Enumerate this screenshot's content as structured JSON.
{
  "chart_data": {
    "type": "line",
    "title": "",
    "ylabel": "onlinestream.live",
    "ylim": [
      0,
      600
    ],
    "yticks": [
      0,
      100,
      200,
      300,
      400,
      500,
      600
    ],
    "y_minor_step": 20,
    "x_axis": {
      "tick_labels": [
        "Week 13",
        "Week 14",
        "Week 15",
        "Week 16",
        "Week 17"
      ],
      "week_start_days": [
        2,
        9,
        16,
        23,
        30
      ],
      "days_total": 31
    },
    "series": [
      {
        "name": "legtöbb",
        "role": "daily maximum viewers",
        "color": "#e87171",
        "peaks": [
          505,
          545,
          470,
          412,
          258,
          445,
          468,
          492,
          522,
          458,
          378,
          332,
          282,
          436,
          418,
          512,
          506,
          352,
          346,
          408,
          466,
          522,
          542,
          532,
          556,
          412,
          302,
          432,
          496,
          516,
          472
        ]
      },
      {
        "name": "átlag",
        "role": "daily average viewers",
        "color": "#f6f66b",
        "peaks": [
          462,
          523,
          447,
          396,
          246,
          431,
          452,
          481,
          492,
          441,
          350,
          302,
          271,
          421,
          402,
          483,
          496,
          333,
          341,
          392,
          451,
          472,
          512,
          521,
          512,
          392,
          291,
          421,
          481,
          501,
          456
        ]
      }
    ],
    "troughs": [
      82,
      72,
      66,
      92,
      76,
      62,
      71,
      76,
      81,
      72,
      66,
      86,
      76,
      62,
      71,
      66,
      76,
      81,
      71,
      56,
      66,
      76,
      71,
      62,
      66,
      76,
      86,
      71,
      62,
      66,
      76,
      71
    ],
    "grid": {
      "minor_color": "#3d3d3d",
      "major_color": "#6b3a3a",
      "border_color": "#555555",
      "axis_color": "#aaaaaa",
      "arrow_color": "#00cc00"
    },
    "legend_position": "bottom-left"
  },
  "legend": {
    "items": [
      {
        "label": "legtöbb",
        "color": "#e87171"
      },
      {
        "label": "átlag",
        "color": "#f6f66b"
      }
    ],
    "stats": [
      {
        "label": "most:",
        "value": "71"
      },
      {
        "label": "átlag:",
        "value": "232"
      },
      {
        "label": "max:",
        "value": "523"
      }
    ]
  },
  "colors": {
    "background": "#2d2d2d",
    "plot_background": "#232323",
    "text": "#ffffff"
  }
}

########

-- Aim --
Print every record exactly as it was given.

-- Written response --
Enumerate this screenshot's content as structured JSON.
{
  "chart_data": {
    "type": "line",
    "title": "",
    "ylabel": "onlinestream.live",
    "ylim": [
      0,
      600
    ],
    "yticks": [
      0,
      100,
      200,
      300,
      400,
      500,
      600
    ],
    "y_minor_step": 20,
    "x_axis": {
      "tick_labels": [
        "Week 13",
        "Week 14",
        "Week 15",
        "Week 16",
        "Week 17"
      ],
      "week_start_days": [
        2,
        9,
        16,
        23,
        30
      ],
      "days_total": 31
    },
    "series": [
      {
        "name": "legtöbb",
        "role": "daily maximum viewers",
        "color": "#e87171",
        "peaks": [
          505,
          545,
          470,
          412,
          258,
          445,
          468,
          492,
          522,
          458,
          378,
          332,
          282,
          436,
          418,
          512,
          506,
          352,
          346,
          408,
          466,
          522,
          542,
          532,
          556,
          412,
          302,
          432,
          496,
          516,
          472
        ]
      },
      {
        "name": "átlag",
        "role": "daily average viewers",
        "color": "#f6f66b",
        "peaks": [
          462,
          523,
          447,
          396,
          246,
          431,
          452,
          481,
          492,
          441,
          350,
          302,
          271,
          421,
          402,
          483,
          496,
          333,
          341,
          392,
          451,
          472,
          512,
          521,
          512,
          392,
          291,
          421,
          481,
          501,
          456
        ]
      }
    ],
    "troughs": [
      82,
      72,
      66,
      92,
      76,
      62,
      71,
      76,
      81,
      72,
      66,
      86,
      76,
      62,
      71,
      66,
      76,
      81,
      71,
      56,
      66,
      76,
      71,
      62,
      66,
      76,
      86,
      71,
      62,
      66,
      76,
      71
    ],
    "grid": {
      "minor_color": "#3d3d3d",
      "major_color": "#6b3a3a",
      "border_color": "#555555",
      "axis_color": "#aaaaaa",
      "arrow_color": "#00cc00"
    },
    "legend_position": "bottom-left"
  },
  "legend": {
    "items": [
      {
        "label": "legtöbb",
        "color": "#e87171"
      },
      {
        "label": "átlag",
        "color": "#f6f66b"
      }
    ],
    "stats": [
      {
        "label": "most:",
        "value": "71"
      },
      {
        "label": "átlag:",
        "value": "232"
      },
      {
        "label": "max:",
        "value": "523"
      }
    ]
  },
  "colors": {
    "background": "#2d2d2d",
    "plot_background": "#232323",
    "text": "#ffffff"
  }
}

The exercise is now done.